┌─ SUPPLIED MATERIAL

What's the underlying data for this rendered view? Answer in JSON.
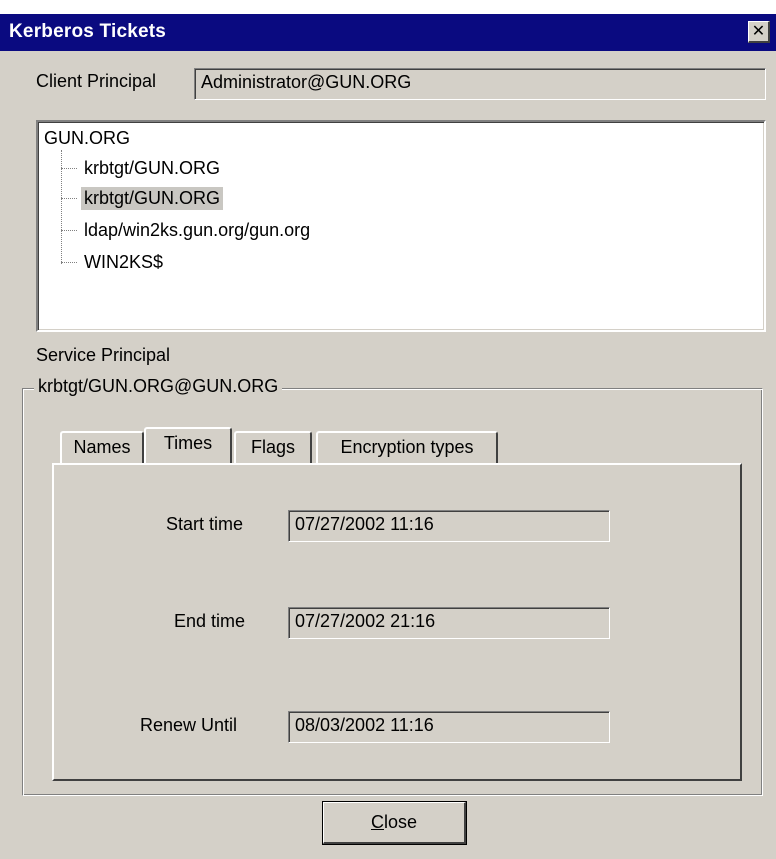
{
  "window": {
    "title": "Kerberos Tickets",
    "close_glyph": "✕"
  },
  "client": {
    "label": "Client Principal",
    "value": "Administrator@GUN.ORG"
  },
  "tree": {
    "root": "GUN.ORG",
    "items": [
      {
        "label": "krbtgt/GUN.ORG",
        "selected": false
      },
      {
        "label": "krbtgt/GUN.ORG",
        "selected": true
      },
      {
        "label": "ldap/win2ks.gun.org/gun.org",
        "selected": false
      },
      {
        "label": "WIN2KS$",
        "selected": false
      }
    ]
  },
  "service": {
    "label": "Service Principal",
    "group_title": "krbtgt/GUN.ORG@GUN.ORG"
  },
  "tabs": [
    {
      "label": "Names",
      "active": false
    },
    {
      "label": "Times",
      "active": true
    },
    {
      "label": "Flags",
      "active": false
    },
    {
      "label": "Encryption types",
      "active": false
    }
  ],
  "times": {
    "start": {
      "label": "Start time",
      "value": "07/27/2002 11:16"
    },
    "end": {
      "label": "End time",
      "value": "07/27/2002 21:16"
    },
    "renew": {
      "label": "Renew Until",
      "value": "08/03/2002 11:16"
    }
  },
  "buttons": {
    "close_mnemonic": "C",
    "close_rest": "lose"
  },
  "colors": {
    "title_bar": "#0a0a80",
    "dialog_face": "#d4d0c8",
    "selection": "#c9c7c2"
  }
}
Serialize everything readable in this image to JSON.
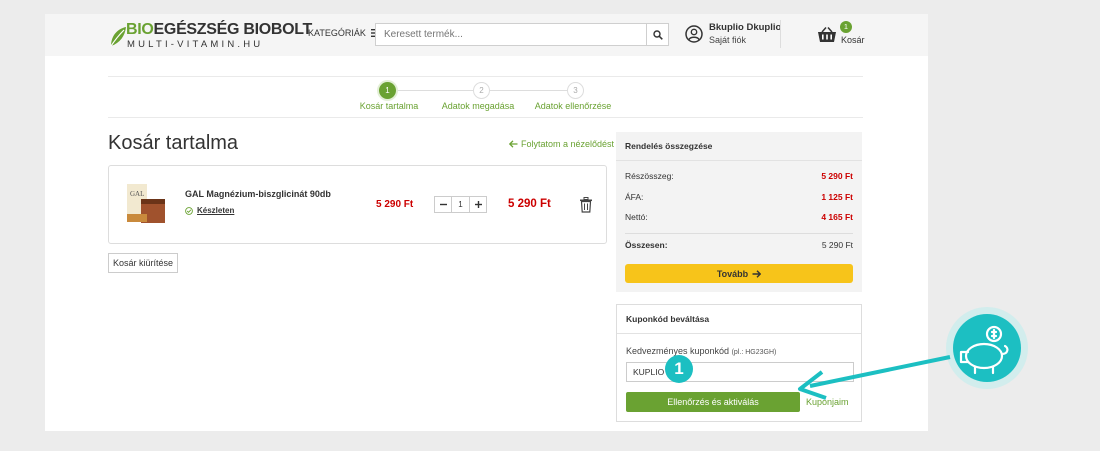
{
  "header": {
    "logo_line1": "EGÉSZSÉG BIOBOLT",
    "logo_bio": "BIO",
    "logo_line2": "MULTI-VITAMIN.HU",
    "categories_label": "KATEGÓRIÁK",
    "search_placeholder": "Keresett termék...",
    "account_name": "Bkuplio Dkuplio",
    "account_sub": "Saját fiók",
    "cart_count": "1",
    "cart_label": "Kosár"
  },
  "steps": [
    {
      "number": "1",
      "label": "Kosár tartalma"
    },
    {
      "number": "2",
      "label": "Adatok megadása"
    },
    {
      "number": "3",
      "label": "Adatok ellenőrzése"
    }
  ],
  "cart": {
    "title": "Kosár tartalma",
    "continue_label": "Folytatom a nézelődést",
    "clear_label": "Kosár kiürítése",
    "item": {
      "name": "GAL Magnézium-biszglicinát 90db",
      "stock": "Készleten",
      "unit_price": "5 290 Ft",
      "quantity": "1",
      "total_price": "5 290 Ft"
    }
  },
  "summary": {
    "heading": "Rendelés összegzése",
    "rows": [
      {
        "label": "Részösszeg:",
        "value": "5 290 Ft"
      },
      {
        "label": "ÁFA:",
        "value": "1 125 Ft"
      },
      {
        "label": "Nettó:",
        "value": "4 165 Ft"
      }
    ],
    "total_label": "Összesen:",
    "total_value": "5 290 Ft",
    "next_label": "Tovább"
  },
  "coupon": {
    "heading": "Kuponkód beváltása",
    "field_label": "Kedvezményes kuponkód",
    "field_hint": "(pl.: HG23GH)",
    "field_value": "KUPLIO",
    "validate_label": "Ellenőrzés és aktiválás",
    "my_coupons_label": "Kuponjaim"
  },
  "annotation": {
    "step_number": "1",
    "icon": "piggy-bank-icon"
  },
  "colors": {
    "brand_green": "#6aa232",
    "price_red": "#cc0000",
    "cta_yellow": "#f7c41a",
    "annotation_teal": "#1cbfc2"
  }
}
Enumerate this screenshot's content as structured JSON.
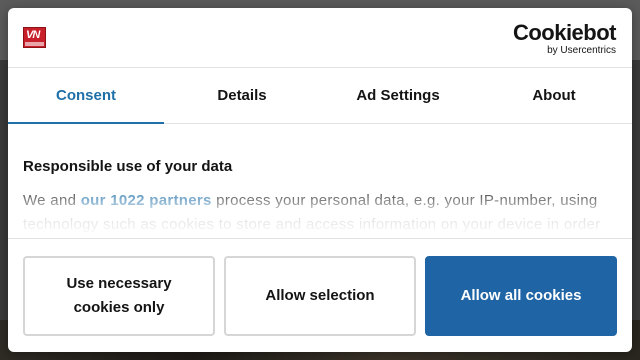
{
  "banner": {
    "brand_name": "Cookiebot",
    "brand_sub": "by Usercentrics",
    "site_logo_text": "VN"
  },
  "tabs": [
    {
      "label": "Consent",
      "active": true
    },
    {
      "label": "Details",
      "active": false
    },
    {
      "label": "Ad Settings",
      "active": false
    },
    {
      "label": "About",
      "active": false
    }
  ],
  "content": {
    "heading": "Responsible use of your data",
    "text_before_link": "We and ",
    "link_text": "our 1022 partners",
    "text_after_link": " process your personal data, e.g. your IP-number, using technology such as cookies to store and access information on your device in order"
  },
  "buttons": {
    "necessary": "Use necessary cookies only",
    "selection": "Allow selection",
    "all": "Allow all cookies"
  },
  "colors": {
    "accent": "#1f6fa8",
    "primary_button": "#1f64a5",
    "outline_border": "#d6d6d6"
  }
}
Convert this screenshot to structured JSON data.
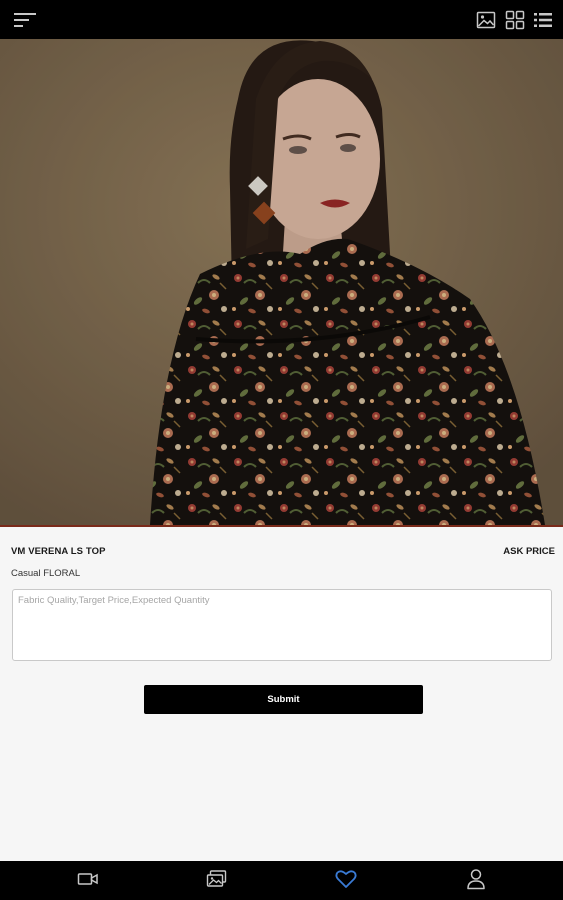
{
  "app": {
    "colors": {
      "bar": "#000000",
      "background": "#f6f6f6",
      "active_tab": "#3a7bd5",
      "icon": "#c8c8c8"
    }
  },
  "topbar": {
    "icons": [
      "menu-icon",
      "gallery-icon",
      "grid-icon",
      "list-icon"
    ]
  },
  "hero": {
    "image": "product-photo"
  },
  "product": {
    "title": "VM VERENA LS TOP",
    "price_label": "ASK PRICE",
    "subtitle": "Casual FLORAL"
  },
  "inquiry": {
    "value": "",
    "placeholder": "Fabric Quality,Target Price,Expected Quantity"
  },
  "submit_label": "Submit",
  "bottombar": {
    "tabs": [
      {
        "icon": "video-icon",
        "active": false
      },
      {
        "icon": "photos-icon",
        "active": false
      },
      {
        "icon": "heart-icon",
        "active": true
      },
      {
        "icon": "user-icon",
        "active": false
      }
    ]
  }
}
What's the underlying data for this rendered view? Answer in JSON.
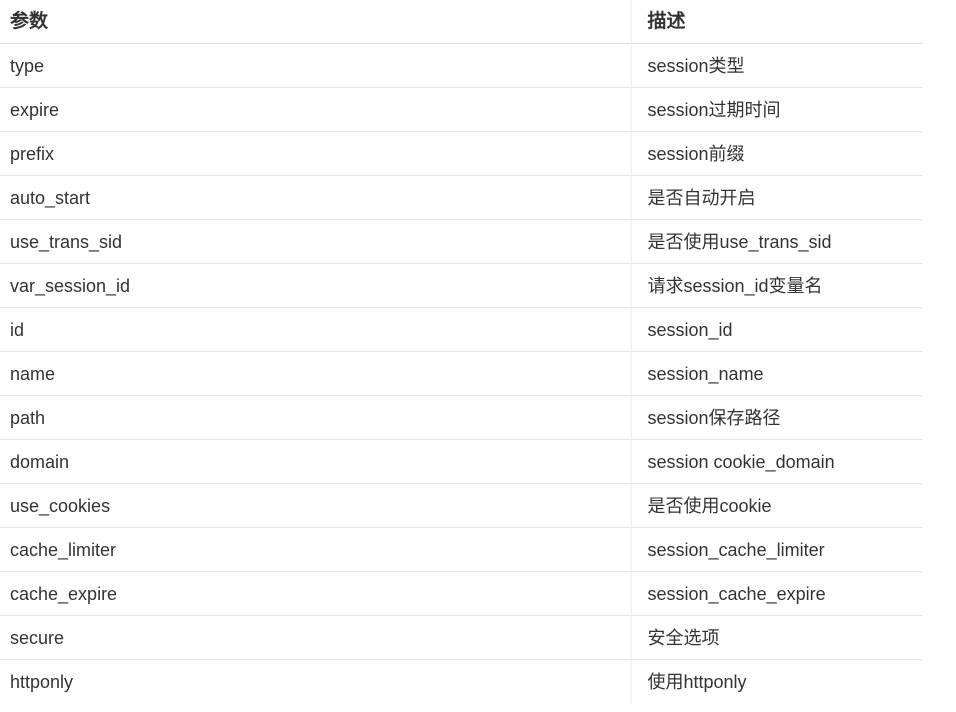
{
  "table": {
    "headers": {
      "param": "参数",
      "desc": "描述"
    },
    "rows": [
      {
        "param": "type",
        "desc": "session类型"
      },
      {
        "param": "expire",
        "desc": "session过期时间"
      },
      {
        "param": "prefix",
        "desc": "session前缀"
      },
      {
        "param": "auto_start",
        "desc": "是否自动开启"
      },
      {
        "param": "use_trans_sid",
        "desc": "是否使用use_trans_sid"
      },
      {
        "param": "var_session_id",
        "desc": "请求session_id变量名"
      },
      {
        "param": "id",
        "desc": "session_id"
      },
      {
        "param": "name",
        "desc": "session_name"
      },
      {
        "param": "path",
        "desc": "session保存路径"
      },
      {
        "param": "domain",
        "desc": "session cookie_domain"
      },
      {
        "param": "use_cookies",
        "desc": "是否使用cookie"
      },
      {
        "param": "cache_limiter",
        "desc": "session_cache_limiter"
      },
      {
        "param": "cache_expire",
        "desc": "session_cache_expire"
      },
      {
        "param": "secure",
        "desc": "安全选项"
      },
      {
        "param": "httponly",
        "desc": "使用httponly"
      }
    ]
  }
}
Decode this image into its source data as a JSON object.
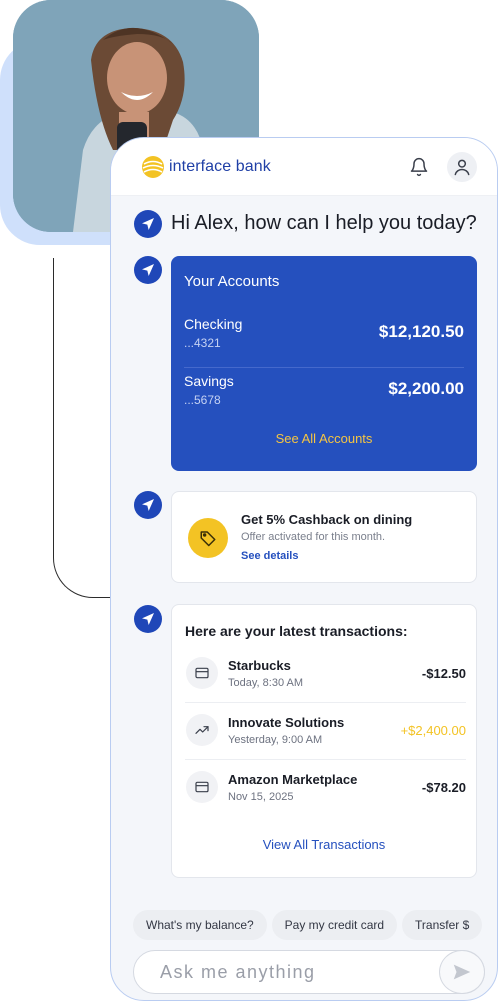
{
  "brand": {
    "name": "interface bank",
    "color": "#1f3fa6",
    "logo_color": "#f3c324"
  },
  "header": {
    "bell_icon": "bell-icon",
    "user_icon": "user-icon"
  },
  "greeting": "Hi Alex, how can I help you today?",
  "accounts": {
    "title": "Your Accounts",
    "items": [
      {
        "name": "Checking",
        "number": "...4321",
        "balance": "$12,120.50"
      },
      {
        "name": "Savings",
        "number": "...5678",
        "balance": "$2,200.00"
      }
    ],
    "see_all": "See All Accounts",
    "card_color": "#2550be"
  },
  "cashback": {
    "title": "Get 5% Cashback on dining",
    "subtitle": "Offer activated for this month.",
    "link": "See details",
    "icon": "tag-icon"
  },
  "transactions": {
    "title": "Here are your latest transactions:",
    "items": [
      {
        "name": "Starbucks",
        "date": "Today, 8:30 AM",
        "amount": "-$12.50",
        "icon": "credit-card-icon"
      },
      {
        "name": "Innovate Solutions",
        "date": "Yesterday, 9:00 AM",
        "amount": "+$2,400.00",
        "icon": "trending-up-icon"
      },
      {
        "name": "Amazon Marketplace",
        "date": "Nov 15, 2025",
        "amount": "-$78.20",
        "icon": "credit-card-icon"
      }
    ],
    "view_all": "View All Transactions"
  },
  "chips": [
    "What's my balance?",
    "Pay my credit card",
    "Transfer $"
  ],
  "input": {
    "placeholder": "Ask me anything"
  },
  "colors": {
    "accent": "#2550be",
    "positive": "#f3c324",
    "background": "#f4f6fa"
  }
}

└─

Copy all lines from the data that hold the word "selection".

### FULL SOLUTION
    "selection": "#c9c7c2"
    "selection": "Allow selection",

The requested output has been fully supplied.